● Work to complete
Skip every picture and copy only the lines from the one containing "Transcribe this image's" to the final line of the records below.

[Stored data entries]
________
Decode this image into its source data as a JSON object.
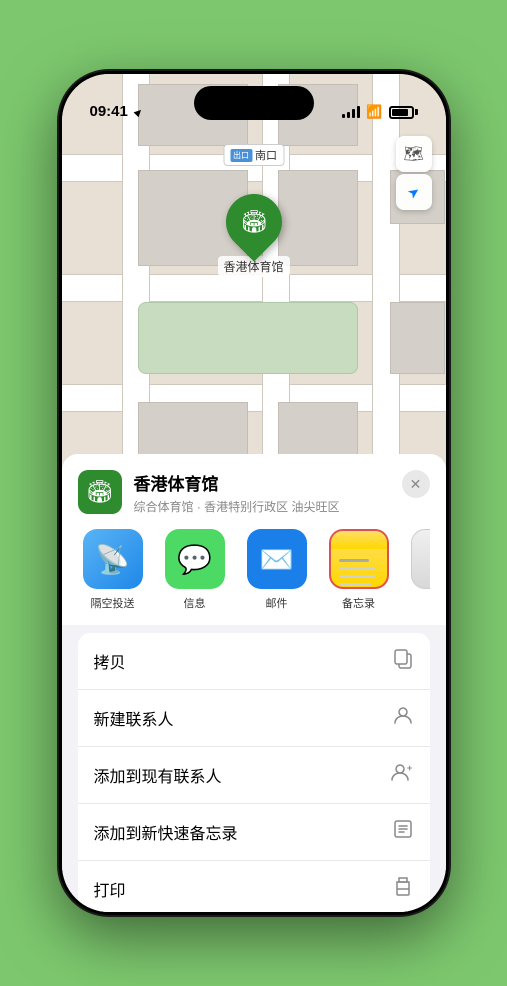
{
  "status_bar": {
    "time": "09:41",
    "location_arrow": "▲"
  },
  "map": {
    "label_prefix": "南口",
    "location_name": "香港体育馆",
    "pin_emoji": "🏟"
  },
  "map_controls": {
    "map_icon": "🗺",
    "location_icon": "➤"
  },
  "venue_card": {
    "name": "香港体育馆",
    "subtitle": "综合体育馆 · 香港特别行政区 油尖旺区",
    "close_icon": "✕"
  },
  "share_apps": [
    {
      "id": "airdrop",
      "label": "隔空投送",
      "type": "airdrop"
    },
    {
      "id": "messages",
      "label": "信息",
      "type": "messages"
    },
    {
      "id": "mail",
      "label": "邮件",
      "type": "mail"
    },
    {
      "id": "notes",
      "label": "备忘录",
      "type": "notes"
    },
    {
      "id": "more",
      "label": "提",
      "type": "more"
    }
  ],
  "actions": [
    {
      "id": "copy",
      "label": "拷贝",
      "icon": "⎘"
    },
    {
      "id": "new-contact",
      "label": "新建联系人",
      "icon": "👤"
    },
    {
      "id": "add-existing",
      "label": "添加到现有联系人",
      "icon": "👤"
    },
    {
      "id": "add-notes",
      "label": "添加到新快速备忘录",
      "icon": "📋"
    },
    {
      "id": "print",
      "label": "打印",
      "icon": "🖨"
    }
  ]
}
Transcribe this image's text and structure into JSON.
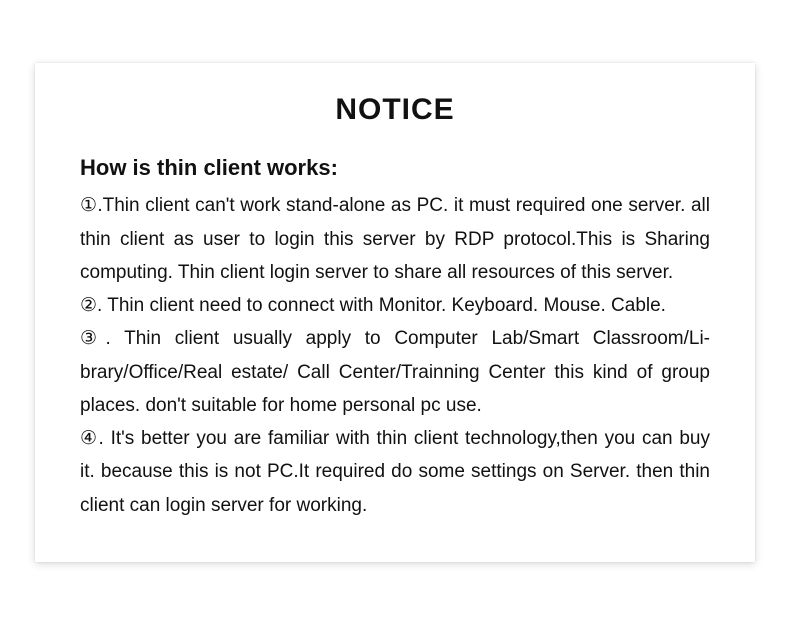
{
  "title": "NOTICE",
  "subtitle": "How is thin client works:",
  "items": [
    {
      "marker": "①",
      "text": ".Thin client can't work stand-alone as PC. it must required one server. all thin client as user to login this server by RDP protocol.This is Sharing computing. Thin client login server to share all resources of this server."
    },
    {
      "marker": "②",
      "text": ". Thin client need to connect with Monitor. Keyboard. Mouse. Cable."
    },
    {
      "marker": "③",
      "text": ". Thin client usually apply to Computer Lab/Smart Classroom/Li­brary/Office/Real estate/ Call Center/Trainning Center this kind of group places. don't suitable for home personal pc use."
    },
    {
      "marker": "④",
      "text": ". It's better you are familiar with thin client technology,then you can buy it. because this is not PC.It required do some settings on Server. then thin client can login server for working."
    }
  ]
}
________
● Task solution
Transcribe this image's text and structure into JSON.
{
  "title": "NOTICE",
  "subtitle": "How is thin client works:",
  "items": [
    {
      "marker": "①",
      "text": ".Thin client can't work stand-alone as PC. it must required one server. all thin client as user to login this server by RDP protocol.This is Sharing computing. Thin client login server to share all resources of this server."
    },
    {
      "marker": "②",
      "text": ". Thin client need to connect with Monitor. Keyboard. Mouse. Cable."
    },
    {
      "marker": "③",
      "text": ". Thin client usually apply to Computer Lab/Smart Classroom/Li­brary/Office/Real estate/ Call Center/Trainning Center this kind of group places. don't suitable for home personal pc use."
    },
    {
      "marker": "④",
      "text": ". It's better you are familiar with thin client technology,then you can buy it. because this is not PC.It required do some settings on Server. then thin client can login server for working."
    }
  ]
}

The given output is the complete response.